Description of the task — Every entry must be duplicated precisely as written.

Supplied records —
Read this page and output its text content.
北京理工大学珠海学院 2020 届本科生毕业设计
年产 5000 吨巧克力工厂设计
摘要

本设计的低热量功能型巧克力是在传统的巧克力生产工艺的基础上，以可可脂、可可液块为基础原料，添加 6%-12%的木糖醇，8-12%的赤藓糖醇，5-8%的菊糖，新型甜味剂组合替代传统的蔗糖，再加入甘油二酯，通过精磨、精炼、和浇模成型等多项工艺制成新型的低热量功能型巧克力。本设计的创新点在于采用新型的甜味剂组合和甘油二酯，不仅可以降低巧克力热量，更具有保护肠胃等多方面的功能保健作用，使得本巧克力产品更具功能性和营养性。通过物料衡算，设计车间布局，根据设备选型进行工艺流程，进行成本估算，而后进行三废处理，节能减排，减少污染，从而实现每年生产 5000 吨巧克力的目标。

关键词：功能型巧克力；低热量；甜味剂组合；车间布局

Problem solution —
Read this page and output its text content.
北京理工大学珠海学院 2020 届本科生毕业设计
年产 5000 吨巧克力工厂设计
摘要

本设计的低热量功能型巧克力是在传统的巧克力生产工艺的基础上，以可可脂、可可液块为基础原料，添加 6%-12%的木糖醇，8-12%的赤藓糖醇，5-8%的菊糖，新型甜味剂组合替代传统的蔗糖，再加入甘油二酯，通过精磨、精炼、和浇模成型等多项工艺制成新型的低热量功能型巧克力。本设计的创新点在于采用新型的甜味剂组合和甘油二酯，不仅可以降低巧克力热量，更具有保护肠胃等多方面的功能保健作用，使得本巧克力产品更具功能性和营养性。通过物料衡算，设计车间布局，根据设备选型进行工艺流程，进行成本估算，而后进行三废处理，节能减排，减少污染，从而实现每年生产 5000 吨巧克力的目标。

关键词：功能型巧克力；低热量；甜味剂组合；车间布局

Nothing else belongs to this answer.